● Your objective: In how many lines does the string "potest" appear? Answer with the number only.

───

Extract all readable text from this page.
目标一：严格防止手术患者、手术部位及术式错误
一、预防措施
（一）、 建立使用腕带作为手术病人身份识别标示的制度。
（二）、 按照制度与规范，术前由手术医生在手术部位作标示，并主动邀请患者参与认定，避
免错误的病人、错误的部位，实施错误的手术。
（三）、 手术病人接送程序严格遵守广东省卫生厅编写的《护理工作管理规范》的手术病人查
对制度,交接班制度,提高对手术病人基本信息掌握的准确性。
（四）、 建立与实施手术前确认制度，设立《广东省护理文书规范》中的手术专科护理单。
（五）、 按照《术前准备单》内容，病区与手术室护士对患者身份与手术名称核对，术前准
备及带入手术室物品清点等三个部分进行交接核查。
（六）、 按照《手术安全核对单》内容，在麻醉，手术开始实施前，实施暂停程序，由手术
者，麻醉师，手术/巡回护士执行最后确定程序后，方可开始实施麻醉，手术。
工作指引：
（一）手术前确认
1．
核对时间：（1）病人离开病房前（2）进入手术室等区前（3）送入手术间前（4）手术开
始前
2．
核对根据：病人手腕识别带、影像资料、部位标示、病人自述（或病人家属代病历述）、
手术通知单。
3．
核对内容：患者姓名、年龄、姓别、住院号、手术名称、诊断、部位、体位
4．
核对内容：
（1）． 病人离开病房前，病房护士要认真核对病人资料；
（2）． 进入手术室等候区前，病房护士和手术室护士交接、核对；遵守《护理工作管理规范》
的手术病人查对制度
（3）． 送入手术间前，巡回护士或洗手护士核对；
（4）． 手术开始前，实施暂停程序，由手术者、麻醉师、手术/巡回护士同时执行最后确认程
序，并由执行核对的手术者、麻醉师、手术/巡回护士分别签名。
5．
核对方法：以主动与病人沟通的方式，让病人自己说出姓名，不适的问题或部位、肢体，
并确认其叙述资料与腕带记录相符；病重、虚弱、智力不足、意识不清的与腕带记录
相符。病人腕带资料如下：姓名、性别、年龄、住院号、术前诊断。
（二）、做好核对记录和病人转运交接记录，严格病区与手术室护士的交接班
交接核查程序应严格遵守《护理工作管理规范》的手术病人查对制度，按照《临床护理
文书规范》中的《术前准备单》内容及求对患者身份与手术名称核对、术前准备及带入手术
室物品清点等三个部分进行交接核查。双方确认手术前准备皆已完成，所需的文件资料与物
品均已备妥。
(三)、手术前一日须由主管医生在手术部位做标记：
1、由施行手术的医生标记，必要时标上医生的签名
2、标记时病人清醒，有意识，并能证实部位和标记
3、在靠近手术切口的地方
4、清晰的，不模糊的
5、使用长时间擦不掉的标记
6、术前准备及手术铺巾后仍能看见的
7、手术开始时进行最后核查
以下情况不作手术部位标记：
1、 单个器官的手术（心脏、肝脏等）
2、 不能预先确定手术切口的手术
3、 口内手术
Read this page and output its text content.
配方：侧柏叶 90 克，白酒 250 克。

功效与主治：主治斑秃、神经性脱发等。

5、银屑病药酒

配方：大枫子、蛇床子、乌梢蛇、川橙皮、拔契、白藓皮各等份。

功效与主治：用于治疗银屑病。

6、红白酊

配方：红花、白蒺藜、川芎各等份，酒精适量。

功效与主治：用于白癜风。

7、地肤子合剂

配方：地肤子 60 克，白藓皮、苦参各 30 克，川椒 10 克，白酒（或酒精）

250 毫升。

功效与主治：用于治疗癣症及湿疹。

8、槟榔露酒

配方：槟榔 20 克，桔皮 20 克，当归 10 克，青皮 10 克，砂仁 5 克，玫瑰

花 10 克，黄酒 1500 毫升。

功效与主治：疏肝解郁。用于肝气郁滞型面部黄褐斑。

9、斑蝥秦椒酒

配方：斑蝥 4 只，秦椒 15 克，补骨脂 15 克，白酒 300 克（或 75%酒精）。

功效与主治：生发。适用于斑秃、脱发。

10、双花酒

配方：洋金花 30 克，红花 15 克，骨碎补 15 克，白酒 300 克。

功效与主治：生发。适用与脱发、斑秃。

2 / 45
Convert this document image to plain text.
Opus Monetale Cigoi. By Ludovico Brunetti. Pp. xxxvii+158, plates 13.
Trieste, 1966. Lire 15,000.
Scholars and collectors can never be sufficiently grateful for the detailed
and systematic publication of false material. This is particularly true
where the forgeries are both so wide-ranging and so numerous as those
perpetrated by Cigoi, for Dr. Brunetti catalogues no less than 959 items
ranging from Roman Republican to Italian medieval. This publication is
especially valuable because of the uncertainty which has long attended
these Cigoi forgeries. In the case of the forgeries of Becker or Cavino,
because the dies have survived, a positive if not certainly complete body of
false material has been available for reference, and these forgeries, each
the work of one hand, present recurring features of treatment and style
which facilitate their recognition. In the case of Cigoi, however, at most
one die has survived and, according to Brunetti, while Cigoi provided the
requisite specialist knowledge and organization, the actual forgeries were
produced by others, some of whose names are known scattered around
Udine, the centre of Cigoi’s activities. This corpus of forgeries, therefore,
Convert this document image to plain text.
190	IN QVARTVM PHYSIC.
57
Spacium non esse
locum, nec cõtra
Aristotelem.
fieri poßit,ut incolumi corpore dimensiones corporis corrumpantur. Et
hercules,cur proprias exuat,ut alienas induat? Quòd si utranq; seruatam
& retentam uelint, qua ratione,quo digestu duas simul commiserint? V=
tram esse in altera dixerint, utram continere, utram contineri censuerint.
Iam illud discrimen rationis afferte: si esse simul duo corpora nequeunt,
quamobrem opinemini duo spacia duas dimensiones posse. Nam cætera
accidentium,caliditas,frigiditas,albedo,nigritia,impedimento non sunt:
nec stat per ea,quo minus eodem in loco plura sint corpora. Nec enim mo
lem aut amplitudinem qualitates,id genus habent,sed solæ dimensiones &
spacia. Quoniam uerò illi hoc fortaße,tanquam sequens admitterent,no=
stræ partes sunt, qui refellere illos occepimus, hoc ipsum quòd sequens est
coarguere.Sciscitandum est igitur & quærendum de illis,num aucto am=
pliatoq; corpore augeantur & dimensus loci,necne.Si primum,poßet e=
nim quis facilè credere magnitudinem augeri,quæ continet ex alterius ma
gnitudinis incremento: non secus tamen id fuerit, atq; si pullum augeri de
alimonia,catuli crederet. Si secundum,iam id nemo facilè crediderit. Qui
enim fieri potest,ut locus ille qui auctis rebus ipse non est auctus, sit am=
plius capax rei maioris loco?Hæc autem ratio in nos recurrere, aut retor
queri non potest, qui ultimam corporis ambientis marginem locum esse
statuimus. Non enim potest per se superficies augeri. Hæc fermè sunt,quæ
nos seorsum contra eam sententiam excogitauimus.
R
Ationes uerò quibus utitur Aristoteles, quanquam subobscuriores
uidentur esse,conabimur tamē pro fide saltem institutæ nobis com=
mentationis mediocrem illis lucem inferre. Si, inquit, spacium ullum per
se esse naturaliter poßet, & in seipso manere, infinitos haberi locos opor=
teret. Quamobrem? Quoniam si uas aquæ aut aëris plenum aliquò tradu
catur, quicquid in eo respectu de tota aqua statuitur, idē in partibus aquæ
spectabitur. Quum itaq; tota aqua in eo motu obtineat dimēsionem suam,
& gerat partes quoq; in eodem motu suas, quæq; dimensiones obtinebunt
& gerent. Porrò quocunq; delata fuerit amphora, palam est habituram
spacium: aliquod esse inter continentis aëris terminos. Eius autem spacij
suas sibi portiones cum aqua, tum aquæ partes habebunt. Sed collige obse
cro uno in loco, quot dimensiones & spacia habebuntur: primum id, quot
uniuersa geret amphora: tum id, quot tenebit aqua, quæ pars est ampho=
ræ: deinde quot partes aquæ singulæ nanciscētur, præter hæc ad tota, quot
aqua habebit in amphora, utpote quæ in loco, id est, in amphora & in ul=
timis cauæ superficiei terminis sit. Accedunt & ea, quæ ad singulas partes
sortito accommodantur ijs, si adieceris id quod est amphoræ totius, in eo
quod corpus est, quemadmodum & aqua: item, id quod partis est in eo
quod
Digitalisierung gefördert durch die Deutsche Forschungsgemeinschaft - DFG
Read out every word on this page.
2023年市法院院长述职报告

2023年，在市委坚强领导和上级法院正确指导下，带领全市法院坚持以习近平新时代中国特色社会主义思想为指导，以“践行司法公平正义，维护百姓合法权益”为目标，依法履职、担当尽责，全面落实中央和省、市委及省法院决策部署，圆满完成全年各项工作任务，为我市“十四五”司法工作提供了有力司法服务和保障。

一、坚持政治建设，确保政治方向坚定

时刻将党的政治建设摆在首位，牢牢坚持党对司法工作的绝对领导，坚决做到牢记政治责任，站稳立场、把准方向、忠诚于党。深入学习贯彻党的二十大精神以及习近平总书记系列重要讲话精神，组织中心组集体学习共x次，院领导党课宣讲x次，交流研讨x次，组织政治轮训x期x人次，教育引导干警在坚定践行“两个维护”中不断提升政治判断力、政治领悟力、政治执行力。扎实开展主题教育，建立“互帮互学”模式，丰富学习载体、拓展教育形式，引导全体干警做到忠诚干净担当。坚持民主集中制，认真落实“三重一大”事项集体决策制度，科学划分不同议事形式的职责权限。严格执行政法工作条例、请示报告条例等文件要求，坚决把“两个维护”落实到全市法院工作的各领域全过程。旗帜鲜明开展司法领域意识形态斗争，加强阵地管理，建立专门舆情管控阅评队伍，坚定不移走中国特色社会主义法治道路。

───

● Answer in full: 3